Extracted records
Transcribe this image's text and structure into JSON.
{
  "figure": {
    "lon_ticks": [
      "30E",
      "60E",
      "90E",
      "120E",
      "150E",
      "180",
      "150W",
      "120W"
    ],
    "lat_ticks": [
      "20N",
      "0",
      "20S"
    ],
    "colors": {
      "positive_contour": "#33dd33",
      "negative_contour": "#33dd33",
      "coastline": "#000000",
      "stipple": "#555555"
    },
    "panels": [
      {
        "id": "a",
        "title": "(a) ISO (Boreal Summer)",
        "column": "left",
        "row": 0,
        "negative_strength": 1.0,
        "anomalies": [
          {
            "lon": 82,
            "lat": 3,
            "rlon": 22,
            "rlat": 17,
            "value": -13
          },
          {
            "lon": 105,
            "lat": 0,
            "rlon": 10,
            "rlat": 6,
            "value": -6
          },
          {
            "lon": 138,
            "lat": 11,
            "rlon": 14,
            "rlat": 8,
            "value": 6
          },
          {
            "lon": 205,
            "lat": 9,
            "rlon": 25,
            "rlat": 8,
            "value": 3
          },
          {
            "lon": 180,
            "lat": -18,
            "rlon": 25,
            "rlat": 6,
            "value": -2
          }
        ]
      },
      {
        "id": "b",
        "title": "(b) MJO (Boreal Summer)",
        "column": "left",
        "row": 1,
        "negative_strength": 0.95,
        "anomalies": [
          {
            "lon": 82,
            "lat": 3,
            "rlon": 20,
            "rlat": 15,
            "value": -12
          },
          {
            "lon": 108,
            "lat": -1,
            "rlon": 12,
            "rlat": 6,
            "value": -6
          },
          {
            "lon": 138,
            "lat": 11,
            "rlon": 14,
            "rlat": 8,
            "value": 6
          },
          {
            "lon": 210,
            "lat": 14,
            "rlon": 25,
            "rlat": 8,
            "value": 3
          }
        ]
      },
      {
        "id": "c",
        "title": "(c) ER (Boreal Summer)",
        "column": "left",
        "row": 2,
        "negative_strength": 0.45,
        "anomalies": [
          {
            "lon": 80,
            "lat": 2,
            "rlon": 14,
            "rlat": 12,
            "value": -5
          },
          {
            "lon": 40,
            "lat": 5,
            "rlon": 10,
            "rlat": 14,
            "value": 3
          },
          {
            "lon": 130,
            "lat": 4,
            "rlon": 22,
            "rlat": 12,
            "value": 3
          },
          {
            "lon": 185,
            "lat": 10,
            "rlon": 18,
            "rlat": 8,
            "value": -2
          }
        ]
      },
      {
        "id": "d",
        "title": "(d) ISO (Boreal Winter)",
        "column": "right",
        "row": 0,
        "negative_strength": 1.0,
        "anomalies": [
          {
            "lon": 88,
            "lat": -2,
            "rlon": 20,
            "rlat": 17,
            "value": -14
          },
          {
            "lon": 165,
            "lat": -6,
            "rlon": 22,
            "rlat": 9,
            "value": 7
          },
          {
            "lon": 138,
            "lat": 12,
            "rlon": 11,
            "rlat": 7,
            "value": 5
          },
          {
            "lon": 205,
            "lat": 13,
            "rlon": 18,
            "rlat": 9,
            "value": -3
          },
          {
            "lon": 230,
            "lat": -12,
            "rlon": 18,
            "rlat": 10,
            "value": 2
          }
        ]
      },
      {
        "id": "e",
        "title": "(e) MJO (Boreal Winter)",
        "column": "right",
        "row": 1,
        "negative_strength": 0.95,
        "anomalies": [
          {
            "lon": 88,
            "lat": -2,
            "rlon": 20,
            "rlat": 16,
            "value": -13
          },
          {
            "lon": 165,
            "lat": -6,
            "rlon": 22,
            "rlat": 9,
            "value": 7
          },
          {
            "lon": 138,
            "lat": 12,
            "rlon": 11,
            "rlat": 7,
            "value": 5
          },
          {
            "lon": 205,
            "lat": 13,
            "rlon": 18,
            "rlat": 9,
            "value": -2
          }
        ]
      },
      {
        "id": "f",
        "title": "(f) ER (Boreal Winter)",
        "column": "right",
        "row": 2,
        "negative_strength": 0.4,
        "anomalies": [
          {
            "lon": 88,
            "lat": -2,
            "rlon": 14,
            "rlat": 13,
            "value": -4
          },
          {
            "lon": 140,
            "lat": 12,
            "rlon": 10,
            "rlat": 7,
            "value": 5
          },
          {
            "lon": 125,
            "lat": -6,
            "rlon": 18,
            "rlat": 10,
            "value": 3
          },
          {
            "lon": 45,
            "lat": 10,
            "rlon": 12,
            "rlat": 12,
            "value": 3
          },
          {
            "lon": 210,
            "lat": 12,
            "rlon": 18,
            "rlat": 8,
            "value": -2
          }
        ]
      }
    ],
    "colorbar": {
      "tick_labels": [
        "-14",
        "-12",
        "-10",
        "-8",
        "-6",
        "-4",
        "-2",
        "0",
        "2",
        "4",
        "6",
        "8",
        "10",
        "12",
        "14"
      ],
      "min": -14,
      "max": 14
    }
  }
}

Task description: Repeat the entries above exactly, leaving nothing out.

Solution below:
Transcribe this image's text and structure into JSON.
{
  "figure": {
    "lon_ticks": [
      "30E",
      "60E",
      "90E",
      "120E",
      "150E",
      "180",
      "150W",
      "120W"
    ],
    "lat_ticks": [
      "20N",
      "0",
      "20S"
    ],
    "colors": {
      "positive_contour": "#33dd33",
      "negative_contour": "#33dd33",
      "coastline": "#000000",
      "stipple": "#555555"
    },
    "panels": [
      {
        "id": "a",
        "title": "(a) ISO (Boreal Summer)",
        "column": "left",
        "row": 0,
        "negative_strength": 1.0,
        "anomalies": [
          {
            "lon": 82,
            "lat": 3,
            "rlon": 22,
            "rlat": 17,
            "value": -13
          },
          {
            "lon": 105,
            "lat": 0,
            "rlon": 10,
            "rlat": 6,
            "value": -6
          },
          {
            "lon": 138,
            "lat": 11,
            "rlon": 14,
            "rlat": 8,
            "value": 6
          },
          {
            "lon": 205,
            "lat": 9,
            "rlon": 25,
            "rlat": 8,
            "value": 3
          },
          {
            "lon": 180,
            "lat": -18,
            "rlon": 25,
            "rlat": 6,
            "value": -2
          }
        ]
      },
      {
        "id": "b",
        "title": "(b) MJO (Boreal Summer)",
        "column": "left",
        "row": 1,
        "negative_strength": 0.95,
        "anomalies": [
          {
            "lon": 82,
            "lat": 3,
            "rlon": 20,
            "rlat": 15,
            "value": -12
          },
          {
            "lon": 108,
            "lat": -1,
            "rlon": 12,
            "rlat": 6,
            "value": -6
          },
          {
            "lon": 138,
            "lat": 11,
            "rlon": 14,
            "rlat": 8,
            "value": 6
          },
          {
            "lon": 210,
            "lat": 14,
            "rlon": 25,
            "rlat": 8,
            "value": 3
          }
        ]
      },
      {
        "id": "c",
        "title": "(c) ER (Boreal Summer)",
        "column": "left",
        "row": 2,
        "negative_strength": 0.45,
        "anomalies": [
          {
            "lon": 80,
            "lat": 2,
            "rlon": 14,
            "rlat": 12,
            "value": -5
          },
          {
            "lon": 40,
            "lat": 5,
            "rlon": 10,
            "rlat": 14,
            "value": 3
          },
          {
            "lon": 130,
            "lat": 4,
            "rlon": 22,
            "rlat": 12,
            "value": 3
          },
          {
            "lon": 185,
            "lat": 10,
            "rlon": 18,
            "rlat": 8,
            "value": -2
          }
        ]
      },
      {
        "id": "d",
        "title": "(d) ISO (Boreal Winter)",
        "column": "right",
        "row": 0,
        "negative_strength": 1.0,
        "anomalies": [
          {
            "lon": 88,
            "lat": -2,
            "rlon": 20,
            "rlat": 17,
            "value": -14
          },
          {
            "lon": 165,
            "lat": -6,
            "rlon": 22,
            "rlat": 9,
            "value": 7
          },
          {
            "lon": 138,
            "lat": 12,
            "rlon": 11,
            "rlat": 7,
            "value": 5
          },
          {
            "lon": 205,
            "lat": 13,
            "rlon": 18,
            "rlat": 9,
            "value": -3
          },
          {
            "lon": 230,
            "lat": -12,
            "rlon": 18,
            "rlat": 10,
            "value": 2
          }
        ]
      },
      {
        "id": "e",
        "title": "(e) MJO (Boreal Winter)",
        "column": "right",
        "row": 1,
        "negative_strength": 0.95,
        "anomalies": [
          {
            "lon": 88,
            "lat": -2,
            "rlon": 20,
            "rlat": 16,
            "value": -13
          },
          {
            "lon": 165,
            "lat": -6,
            "rlon": 22,
            "rlat": 9,
            "value": 7
          },
          {
            "lon": 138,
            "lat": 12,
            "rlon": 11,
            "rlat": 7,
            "value": 5
          },
          {
            "lon": 205,
            "lat": 13,
            "rlon": 18,
            "rlat": 9,
            "value": -2
          }
        ]
      },
      {
        "id": "f",
        "title": "(f) ER (Boreal Winter)",
        "column": "right",
        "row": 2,
        "negative_strength": 0.4,
        "anomalies": [
          {
            "lon": 88,
            "lat": -2,
            "rlon": 14,
            "rlat": 13,
            "value": -4
          },
          {
            "lon": 140,
            "lat": 12,
            "rlon": 10,
            "rlat": 7,
            "value": 5
          },
          {
            "lon": 125,
            "lat": -6,
            "rlon": 18,
            "rlat": 10,
            "value": 3
          },
          {
            "lon": 45,
            "lat": 10,
            "rlon": 12,
            "rlat": 12,
            "value": 3
          },
          {
            "lon": 210,
            "lat": 12,
            "rlon": 18,
            "rlat": 8,
            "value": -2
          }
        ]
      }
    ],
    "colorbar": {
      "tick_labels": [
        "-14",
        "-12",
        "-10",
        "-8",
        "-6",
        "-4",
        "-2",
        "0",
        "2",
        "4",
        "6",
        "8",
        "10",
        "12",
        "14"
      ],
      "min": -14,
      "max": 14
    }
  }
}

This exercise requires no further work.